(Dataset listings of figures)
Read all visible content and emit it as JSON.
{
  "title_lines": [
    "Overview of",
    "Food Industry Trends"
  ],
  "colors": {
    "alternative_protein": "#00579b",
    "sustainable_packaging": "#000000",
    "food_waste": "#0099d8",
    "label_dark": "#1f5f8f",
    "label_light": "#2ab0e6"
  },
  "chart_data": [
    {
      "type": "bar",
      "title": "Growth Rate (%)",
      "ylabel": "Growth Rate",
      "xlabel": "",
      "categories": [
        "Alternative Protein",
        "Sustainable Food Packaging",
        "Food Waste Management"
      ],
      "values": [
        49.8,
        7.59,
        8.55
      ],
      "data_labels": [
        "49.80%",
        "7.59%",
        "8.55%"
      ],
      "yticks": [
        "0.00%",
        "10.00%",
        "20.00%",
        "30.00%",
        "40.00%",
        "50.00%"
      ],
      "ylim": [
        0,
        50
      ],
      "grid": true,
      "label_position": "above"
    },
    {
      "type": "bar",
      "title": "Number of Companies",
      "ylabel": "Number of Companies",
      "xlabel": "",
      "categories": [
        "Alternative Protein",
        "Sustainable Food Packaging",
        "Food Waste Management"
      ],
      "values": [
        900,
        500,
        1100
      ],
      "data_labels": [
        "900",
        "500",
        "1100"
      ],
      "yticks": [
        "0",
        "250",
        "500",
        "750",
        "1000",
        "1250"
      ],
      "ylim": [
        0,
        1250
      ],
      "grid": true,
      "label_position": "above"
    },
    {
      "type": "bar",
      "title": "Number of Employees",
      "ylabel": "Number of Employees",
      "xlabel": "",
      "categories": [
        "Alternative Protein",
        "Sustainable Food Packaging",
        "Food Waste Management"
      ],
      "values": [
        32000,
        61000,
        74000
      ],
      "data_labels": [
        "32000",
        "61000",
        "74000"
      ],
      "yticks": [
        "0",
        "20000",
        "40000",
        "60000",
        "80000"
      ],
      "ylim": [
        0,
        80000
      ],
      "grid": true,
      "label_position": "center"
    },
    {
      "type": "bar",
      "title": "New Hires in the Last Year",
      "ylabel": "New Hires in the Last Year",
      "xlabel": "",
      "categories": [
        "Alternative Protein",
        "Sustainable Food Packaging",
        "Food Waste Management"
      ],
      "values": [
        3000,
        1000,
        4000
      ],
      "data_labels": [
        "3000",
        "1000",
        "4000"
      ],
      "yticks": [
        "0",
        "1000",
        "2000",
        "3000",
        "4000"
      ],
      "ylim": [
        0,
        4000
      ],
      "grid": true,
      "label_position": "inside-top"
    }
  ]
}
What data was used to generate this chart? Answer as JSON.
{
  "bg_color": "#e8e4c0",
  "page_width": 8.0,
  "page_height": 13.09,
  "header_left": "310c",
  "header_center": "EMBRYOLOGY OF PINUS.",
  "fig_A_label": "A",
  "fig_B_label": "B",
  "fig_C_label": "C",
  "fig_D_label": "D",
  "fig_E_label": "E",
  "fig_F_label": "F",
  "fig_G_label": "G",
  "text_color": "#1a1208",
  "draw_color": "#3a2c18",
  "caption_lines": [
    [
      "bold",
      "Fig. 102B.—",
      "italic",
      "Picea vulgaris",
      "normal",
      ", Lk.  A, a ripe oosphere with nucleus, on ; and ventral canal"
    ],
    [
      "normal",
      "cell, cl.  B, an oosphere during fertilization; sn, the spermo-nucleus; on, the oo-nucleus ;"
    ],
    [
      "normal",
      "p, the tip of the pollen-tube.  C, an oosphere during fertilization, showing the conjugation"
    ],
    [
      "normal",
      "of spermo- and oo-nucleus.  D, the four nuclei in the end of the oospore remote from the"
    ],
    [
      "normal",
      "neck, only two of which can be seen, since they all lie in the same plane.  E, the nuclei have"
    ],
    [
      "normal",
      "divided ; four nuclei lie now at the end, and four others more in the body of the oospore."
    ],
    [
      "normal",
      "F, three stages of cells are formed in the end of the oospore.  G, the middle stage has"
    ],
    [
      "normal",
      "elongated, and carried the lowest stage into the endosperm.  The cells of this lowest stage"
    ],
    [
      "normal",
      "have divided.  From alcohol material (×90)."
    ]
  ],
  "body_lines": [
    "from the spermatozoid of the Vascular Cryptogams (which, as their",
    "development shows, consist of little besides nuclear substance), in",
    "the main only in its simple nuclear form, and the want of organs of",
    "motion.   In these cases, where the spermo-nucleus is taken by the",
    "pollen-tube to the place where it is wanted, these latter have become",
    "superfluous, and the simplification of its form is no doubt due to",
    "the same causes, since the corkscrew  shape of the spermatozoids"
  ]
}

Requirement »
Output every record in full, exactly as it was given.

Task result »
Read all visible content and emit it as JSON.
{
  "title_lines": [
    "Overview of",
    "Food Industry Trends"
  ],
  "colors": {
    "alternative_protein": "#00579b",
    "sustainable_packaging": "#000000",
    "food_waste": "#0099d8",
    "label_dark": "#1f5f8f",
    "label_light": "#2ab0e6"
  },
  "chart_data": [
    {
      "type": "bar",
      "title": "Growth Rate (%)",
      "ylabel": "Growth Rate",
      "xlabel": "",
      "categories": [
        "Alternative Protein",
        "Sustainable Food Packaging",
        "Food Waste Management"
      ],
      "values": [
        49.8,
        7.59,
        8.55
      ],
      "data_labels": [
        "49.80%",
        "7.59%",
        "8.55%"
      ],
      "yticks": [
        "0.00%",
        "10.00%",
        "20.00%",
        "30.00%",
        "40.00%",
        "50.00%"
      ],
      "ylim": [
        0,
        50
      ],
      "grid": true,
      "label_position": "above"
    },
    {
      "type": "bar",
      "title": "Number of Companies",
      "ylabel": "Number of Companies",
      "xlabel": "",
      "categories": [
        "Alternative Protein",
        "Sustainable Food Packaging",
        "Food Waste Management"
      ],
      "values": [
        900,
        500,
        1100
      ],
      "data_labels": [
        "900",
        "500",
        "1100"
      ],
      "yticks": [
        "0",
        "250",
        "500",
        "750",
        "1000",
        "1250"
      ],
      "ylim": [
        0,
        1250
      ],
      "grid": true,
      "label_position": "above"
    },
    {
      "type": "bar",
      "title": "Number of Employees",
      "ylabel": "Number of Employees",
      "xlabel": "",
      "categories": [
        "Alternative Protein",
        "Sustainable Food Packaging",
        "Food Waste Management"
      ],
      "values": [
        32000,
        61000,
        74000
      ],
      "data_labels": [
        "32000",
        "61000",
        "74000"
      ],
      "yticks": [
        "0",
        "20000",
        "40000",
        "60000",
        "80000"
      ],
      "ylim": [
        0,
        80000
      ],
      "grid": true,
      "label_position": "center"
    },
    {
      "type": "bar",
      "title": "New Hires in the Last Year",
      "ylabel": "New Hires in the Last Year",
      "xlabel": "",
      "categories": [
        "Alternative Protein",
        "Sustainable Food Packaging",
        "Food Waste Management"
      ],
      "values": [
        3000,
        1000,
        4000
      ],
      "data_labels": [
        "3000",
        "1000",
        "4000"
      ],
      "yticks": [
        "0",
        "1000",
        "2000",
        "3000",
        "4000"
      ],
      "ylim": [
        0,
        4000
      ],
      "grid": true,
      "label_position": "inside-top"
    }
  ]
}
What data was used to generate this chart? Answer as JSON.
{
  "bg_color": "#e8e4c0",
  "page_width": 8.0,
  "page_height": 13.09,
  "header_left": "310c",
  "header_center": "EMBRYOLOGY OF PINUS.",
  "fig_A_label": "A",
  "fig_B_label": "B",
  "fig_C_label": "C",
  "fig_D_label": "D",
  "fig_E_label": "E",
  "fig_F_label": "F",
  "fig_G_label": "G",
  "text_color": "#1a1208",
  "draw_color": "#3a2c18",
  "caption_lines": [
    [
      "bold",
      "Fig. 102B.—",
      "italic",
      "Picea vulgaris",
      "normal",
      ", Lk.  A, a ripe oosphere with nucleus, on ; and ventral canal"
    ],
    [
      "normal",
      "cell, cl.  B, an oosphere during fertilization; sn, the spermo-nucleus; on, the oo-nucleus ;"
    ],
    [
      "normal",
      "p, the tip of the pollen-tube.  C, an oosphere during fertilization, showing the conjugation"
    ],
    [
      "normal",
      "of spermo- and oo-nucleus.  D, the four nuclei in the end of the oospore remote from the"
    ],
    [
      "normal",
      "neck, only two of which can be seen, since they all lie in the same plane.  E, the nuclei have"
    ],
    [
      "normal",
      "divided ; four nuclei lie now at the end, and four others more in the body of the oospore."
    ],
    [
      "normal",
      "F, three stages of cells are formed in the end of the oospore.  G, the middle stage has"
    ],
    [
      "normal",
      "elongated, and carried the lowest stage into the endosperm.  The cells of this lowest stage"
    ],
    [
      "normal",
      "have divided.  From alcohol material (×90)."
    ]
  ],
  "body_lines": [
    "from the spermatozoid of the Vascular Cryptogams (which, as their",
    "development shows, consist of little besides nuclear substance), in",
    "the main only in its simple nuclear form, and the want of organs of",
    "motion.   In these cases, where the spermo-nucleus is taken by the",
    "pollen-tube to the place where it is wanted, these latter have become",
    "superfluous, and the simplification of its form is no doubt due to",
    "the same causes, since the corkscrew  shape of the spermatozoids"
  ]
}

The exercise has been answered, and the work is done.